___ Materials provided

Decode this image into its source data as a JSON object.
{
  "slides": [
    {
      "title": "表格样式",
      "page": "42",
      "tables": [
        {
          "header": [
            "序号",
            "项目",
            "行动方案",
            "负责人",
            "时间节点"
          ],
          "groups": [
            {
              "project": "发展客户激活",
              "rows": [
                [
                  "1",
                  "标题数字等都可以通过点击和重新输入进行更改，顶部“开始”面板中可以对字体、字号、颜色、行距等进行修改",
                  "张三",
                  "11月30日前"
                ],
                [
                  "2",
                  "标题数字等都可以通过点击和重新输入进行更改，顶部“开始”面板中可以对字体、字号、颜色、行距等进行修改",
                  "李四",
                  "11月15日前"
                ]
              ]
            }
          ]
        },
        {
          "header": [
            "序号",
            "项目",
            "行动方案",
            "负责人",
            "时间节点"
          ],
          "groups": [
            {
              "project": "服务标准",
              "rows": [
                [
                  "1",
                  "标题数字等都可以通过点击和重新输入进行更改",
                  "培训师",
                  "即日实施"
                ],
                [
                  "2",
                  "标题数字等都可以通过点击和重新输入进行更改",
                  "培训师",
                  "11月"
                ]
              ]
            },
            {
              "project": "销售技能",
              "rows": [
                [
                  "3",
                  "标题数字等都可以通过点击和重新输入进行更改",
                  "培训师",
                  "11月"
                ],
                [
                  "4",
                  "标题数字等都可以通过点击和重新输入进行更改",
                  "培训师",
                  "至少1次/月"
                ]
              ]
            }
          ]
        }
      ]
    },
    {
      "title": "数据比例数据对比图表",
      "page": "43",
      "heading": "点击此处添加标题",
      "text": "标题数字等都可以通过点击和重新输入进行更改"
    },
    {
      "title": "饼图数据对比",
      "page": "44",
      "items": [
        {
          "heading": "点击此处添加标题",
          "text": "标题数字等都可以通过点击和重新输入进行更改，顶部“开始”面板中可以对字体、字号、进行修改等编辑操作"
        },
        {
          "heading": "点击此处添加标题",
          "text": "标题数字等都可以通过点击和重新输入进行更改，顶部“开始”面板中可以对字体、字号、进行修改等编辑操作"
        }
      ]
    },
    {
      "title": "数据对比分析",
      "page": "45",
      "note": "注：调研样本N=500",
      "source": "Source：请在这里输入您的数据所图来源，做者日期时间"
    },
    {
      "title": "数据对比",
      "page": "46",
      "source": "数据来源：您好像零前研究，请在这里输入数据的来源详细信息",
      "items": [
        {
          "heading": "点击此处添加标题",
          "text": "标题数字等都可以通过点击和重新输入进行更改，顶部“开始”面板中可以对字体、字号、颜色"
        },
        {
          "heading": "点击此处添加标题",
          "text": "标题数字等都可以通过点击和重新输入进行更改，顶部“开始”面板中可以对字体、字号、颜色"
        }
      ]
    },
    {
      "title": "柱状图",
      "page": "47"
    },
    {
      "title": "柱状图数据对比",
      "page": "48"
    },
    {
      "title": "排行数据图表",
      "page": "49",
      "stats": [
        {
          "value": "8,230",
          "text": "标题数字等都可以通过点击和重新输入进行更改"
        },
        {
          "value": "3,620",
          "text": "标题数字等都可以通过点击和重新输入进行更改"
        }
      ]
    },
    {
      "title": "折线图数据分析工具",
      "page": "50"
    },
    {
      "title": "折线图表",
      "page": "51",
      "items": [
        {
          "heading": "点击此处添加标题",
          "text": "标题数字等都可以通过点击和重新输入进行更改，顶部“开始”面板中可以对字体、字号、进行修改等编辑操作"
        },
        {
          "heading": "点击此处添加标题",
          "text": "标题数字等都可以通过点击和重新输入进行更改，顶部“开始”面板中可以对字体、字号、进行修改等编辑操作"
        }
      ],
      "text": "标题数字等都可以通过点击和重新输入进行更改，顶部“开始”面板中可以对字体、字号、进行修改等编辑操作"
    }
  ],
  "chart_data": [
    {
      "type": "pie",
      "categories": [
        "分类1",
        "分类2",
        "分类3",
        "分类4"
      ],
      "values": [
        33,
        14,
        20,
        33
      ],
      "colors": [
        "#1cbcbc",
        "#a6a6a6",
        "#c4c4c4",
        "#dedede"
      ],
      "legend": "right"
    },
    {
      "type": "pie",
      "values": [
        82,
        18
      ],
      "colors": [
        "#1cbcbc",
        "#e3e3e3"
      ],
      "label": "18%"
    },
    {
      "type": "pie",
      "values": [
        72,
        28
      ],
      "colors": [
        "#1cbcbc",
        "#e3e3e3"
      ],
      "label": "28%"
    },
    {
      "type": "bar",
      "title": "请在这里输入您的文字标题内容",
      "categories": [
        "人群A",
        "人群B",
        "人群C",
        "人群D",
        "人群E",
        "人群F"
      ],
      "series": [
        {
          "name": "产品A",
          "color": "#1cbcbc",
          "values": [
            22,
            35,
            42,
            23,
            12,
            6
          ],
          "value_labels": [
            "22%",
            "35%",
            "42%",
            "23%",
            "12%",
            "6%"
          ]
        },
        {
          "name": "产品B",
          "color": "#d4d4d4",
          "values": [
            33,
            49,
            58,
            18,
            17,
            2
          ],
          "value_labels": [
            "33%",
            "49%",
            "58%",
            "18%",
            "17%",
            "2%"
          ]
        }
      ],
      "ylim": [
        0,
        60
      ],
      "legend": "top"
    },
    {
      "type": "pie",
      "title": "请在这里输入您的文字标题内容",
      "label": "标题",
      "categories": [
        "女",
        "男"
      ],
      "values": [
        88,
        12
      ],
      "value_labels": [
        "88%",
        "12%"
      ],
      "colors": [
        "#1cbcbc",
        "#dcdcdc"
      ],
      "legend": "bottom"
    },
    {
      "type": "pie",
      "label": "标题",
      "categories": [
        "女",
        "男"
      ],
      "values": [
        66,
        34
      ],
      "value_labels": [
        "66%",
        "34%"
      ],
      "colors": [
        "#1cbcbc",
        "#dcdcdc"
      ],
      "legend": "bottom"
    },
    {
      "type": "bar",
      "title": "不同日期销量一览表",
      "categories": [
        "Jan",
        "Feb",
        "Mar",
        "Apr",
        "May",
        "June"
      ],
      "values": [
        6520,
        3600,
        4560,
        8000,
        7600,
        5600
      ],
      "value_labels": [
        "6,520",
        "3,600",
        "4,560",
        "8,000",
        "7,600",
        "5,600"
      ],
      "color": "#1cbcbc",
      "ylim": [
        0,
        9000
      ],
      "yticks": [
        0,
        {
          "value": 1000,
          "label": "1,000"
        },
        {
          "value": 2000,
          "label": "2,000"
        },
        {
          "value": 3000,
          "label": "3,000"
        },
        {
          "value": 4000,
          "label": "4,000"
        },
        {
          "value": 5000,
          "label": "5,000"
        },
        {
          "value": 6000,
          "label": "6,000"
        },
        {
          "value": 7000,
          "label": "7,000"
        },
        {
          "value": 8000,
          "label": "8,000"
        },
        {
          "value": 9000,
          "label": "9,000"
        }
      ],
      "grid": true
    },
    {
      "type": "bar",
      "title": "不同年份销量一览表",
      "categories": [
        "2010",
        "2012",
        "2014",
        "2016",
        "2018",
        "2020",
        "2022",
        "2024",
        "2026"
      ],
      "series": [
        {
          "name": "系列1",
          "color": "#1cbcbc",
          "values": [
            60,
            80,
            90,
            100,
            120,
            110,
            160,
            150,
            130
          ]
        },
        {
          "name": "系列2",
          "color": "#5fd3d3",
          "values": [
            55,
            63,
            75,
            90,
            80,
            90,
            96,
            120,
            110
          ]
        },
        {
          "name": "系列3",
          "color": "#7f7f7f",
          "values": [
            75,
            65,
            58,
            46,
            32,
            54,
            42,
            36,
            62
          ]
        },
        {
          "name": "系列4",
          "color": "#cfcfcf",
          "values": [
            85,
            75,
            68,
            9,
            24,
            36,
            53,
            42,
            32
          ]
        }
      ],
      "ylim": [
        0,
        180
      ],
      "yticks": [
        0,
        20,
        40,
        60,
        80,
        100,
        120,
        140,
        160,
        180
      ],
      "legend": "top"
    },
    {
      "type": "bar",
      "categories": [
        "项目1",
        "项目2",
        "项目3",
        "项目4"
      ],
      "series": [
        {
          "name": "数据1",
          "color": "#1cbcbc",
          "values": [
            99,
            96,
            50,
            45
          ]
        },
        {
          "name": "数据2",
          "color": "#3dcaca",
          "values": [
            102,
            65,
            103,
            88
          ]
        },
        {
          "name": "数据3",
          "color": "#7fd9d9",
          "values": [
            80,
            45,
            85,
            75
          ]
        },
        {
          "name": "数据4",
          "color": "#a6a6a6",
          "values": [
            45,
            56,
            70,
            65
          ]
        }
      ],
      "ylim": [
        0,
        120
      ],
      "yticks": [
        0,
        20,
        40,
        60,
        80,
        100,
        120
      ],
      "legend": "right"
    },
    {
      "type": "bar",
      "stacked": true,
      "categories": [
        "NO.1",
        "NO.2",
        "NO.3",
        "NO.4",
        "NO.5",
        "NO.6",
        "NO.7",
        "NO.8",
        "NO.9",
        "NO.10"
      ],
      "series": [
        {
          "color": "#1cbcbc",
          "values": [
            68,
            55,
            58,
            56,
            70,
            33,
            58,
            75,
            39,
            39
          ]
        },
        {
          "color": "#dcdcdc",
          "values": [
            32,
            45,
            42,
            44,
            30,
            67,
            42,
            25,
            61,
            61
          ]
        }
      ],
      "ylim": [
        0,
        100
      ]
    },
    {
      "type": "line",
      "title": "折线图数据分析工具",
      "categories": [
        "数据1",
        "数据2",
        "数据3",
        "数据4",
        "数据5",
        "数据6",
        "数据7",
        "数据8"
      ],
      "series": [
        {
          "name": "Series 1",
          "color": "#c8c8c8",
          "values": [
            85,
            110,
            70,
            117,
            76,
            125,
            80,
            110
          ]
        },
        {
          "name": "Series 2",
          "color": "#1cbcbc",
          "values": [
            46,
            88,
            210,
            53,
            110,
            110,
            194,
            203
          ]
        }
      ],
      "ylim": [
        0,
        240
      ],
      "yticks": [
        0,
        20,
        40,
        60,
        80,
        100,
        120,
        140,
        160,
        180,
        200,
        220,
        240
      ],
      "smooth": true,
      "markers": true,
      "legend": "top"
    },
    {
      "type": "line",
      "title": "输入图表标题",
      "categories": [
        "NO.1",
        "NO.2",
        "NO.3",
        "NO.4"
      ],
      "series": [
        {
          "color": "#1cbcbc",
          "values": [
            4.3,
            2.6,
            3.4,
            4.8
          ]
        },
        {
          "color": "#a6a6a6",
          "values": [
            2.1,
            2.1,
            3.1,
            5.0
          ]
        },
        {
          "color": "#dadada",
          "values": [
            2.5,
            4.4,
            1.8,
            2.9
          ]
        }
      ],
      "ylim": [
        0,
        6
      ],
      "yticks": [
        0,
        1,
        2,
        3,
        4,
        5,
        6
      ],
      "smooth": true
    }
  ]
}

______

# Request
Search the data for the string "project" and copy each line where it appears.

# Completed exercise
              "project": "发展客户激活",
              "project": "服务标准",
              "project": "销售技能",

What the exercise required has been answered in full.